## BEGIN Dataset content

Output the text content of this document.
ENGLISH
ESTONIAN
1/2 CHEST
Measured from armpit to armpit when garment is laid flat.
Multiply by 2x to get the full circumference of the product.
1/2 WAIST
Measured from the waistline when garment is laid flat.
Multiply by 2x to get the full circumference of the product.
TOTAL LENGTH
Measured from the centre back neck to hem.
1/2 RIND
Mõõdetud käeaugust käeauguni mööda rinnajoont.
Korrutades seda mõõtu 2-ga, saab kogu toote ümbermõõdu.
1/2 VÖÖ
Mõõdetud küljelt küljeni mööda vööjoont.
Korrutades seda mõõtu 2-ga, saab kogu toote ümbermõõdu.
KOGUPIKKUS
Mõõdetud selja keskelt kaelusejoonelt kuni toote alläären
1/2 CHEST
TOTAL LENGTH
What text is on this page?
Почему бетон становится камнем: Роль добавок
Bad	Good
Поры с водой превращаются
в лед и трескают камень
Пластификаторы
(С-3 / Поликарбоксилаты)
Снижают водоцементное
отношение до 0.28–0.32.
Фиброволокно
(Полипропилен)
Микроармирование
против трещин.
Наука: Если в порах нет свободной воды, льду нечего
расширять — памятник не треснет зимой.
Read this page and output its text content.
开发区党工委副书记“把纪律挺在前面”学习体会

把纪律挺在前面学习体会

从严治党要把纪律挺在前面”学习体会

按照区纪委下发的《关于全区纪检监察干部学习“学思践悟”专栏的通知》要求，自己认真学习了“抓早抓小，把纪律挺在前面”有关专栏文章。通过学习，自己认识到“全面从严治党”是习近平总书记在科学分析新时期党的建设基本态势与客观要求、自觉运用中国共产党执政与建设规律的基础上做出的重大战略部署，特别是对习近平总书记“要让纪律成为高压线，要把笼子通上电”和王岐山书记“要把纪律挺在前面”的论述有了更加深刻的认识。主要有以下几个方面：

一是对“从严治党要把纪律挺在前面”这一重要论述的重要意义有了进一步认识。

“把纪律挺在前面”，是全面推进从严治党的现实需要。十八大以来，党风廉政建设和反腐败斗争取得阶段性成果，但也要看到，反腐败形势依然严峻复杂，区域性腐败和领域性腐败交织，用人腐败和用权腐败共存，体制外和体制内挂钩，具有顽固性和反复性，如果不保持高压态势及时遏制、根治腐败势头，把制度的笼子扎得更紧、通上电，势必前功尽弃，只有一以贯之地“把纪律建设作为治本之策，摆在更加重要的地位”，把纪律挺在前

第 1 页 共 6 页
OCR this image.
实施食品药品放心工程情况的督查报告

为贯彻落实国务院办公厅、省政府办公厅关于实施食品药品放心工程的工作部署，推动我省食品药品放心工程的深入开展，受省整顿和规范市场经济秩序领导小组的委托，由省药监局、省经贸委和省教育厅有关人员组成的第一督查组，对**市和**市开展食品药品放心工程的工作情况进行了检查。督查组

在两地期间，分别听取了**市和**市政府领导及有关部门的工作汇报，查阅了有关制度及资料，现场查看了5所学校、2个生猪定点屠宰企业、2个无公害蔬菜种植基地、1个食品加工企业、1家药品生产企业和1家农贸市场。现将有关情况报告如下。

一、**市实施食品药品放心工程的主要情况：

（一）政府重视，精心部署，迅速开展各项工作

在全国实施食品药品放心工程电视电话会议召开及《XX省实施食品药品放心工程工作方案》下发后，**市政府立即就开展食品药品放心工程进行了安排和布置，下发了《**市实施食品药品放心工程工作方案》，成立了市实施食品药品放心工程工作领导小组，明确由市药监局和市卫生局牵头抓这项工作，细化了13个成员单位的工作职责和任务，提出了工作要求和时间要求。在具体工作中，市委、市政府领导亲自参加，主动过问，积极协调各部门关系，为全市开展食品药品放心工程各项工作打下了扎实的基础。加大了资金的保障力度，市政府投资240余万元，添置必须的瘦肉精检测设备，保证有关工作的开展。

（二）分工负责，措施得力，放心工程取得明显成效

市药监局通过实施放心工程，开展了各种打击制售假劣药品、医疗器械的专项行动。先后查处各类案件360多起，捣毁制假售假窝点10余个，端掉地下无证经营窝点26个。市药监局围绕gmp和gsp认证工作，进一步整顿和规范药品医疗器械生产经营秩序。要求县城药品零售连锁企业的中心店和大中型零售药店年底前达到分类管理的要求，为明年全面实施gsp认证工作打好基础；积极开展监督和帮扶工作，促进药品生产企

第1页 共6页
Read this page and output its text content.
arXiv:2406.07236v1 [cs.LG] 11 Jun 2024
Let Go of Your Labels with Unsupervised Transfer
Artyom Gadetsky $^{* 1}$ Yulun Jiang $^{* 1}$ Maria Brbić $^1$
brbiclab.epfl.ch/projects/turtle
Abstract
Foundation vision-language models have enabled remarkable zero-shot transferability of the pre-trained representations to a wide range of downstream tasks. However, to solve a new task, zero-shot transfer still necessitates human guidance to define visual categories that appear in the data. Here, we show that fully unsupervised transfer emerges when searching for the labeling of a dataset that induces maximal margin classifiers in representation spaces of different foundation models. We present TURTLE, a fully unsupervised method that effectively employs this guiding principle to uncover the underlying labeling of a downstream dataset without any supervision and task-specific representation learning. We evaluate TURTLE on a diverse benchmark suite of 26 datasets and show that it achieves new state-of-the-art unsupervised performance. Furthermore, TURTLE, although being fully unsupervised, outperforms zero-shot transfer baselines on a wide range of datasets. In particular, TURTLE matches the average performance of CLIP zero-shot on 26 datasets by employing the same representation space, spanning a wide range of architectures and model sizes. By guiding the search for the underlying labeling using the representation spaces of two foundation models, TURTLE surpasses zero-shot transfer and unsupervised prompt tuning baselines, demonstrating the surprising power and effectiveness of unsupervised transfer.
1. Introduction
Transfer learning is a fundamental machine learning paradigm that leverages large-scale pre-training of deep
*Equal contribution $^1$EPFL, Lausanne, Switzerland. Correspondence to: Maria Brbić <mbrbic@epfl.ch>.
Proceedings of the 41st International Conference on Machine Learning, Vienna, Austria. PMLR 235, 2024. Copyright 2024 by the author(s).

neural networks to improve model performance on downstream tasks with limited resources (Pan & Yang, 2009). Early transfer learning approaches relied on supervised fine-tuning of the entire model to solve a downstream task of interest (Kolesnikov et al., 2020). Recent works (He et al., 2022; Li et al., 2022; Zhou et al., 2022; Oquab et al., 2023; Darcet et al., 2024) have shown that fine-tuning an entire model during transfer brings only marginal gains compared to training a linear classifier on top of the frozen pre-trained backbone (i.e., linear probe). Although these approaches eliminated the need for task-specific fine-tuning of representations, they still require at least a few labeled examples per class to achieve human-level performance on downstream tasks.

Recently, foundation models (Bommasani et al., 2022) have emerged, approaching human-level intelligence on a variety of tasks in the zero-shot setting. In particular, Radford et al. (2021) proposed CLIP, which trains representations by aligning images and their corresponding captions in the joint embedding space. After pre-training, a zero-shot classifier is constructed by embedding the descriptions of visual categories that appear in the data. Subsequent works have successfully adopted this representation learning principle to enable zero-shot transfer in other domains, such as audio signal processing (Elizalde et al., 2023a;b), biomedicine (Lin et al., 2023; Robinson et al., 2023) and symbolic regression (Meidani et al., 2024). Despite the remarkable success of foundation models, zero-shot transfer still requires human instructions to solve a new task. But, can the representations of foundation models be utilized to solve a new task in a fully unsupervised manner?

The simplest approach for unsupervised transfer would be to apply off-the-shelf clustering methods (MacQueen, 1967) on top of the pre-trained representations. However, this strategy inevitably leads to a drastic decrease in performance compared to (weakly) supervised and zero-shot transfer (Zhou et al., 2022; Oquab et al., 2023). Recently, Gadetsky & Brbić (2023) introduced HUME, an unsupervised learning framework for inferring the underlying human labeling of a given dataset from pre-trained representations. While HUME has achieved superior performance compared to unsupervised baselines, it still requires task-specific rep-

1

## END Dataset content

Find all the lines containing "Mõõdetud" in the material, then copy them.

Mõõdetud käeaugust käeauguni mööda rinnajoont.
Mõõdetud küljelt küljeni mööda vööjoont.
Mõõdetud selja keskelt kaelusejoonelt kuni toote alläären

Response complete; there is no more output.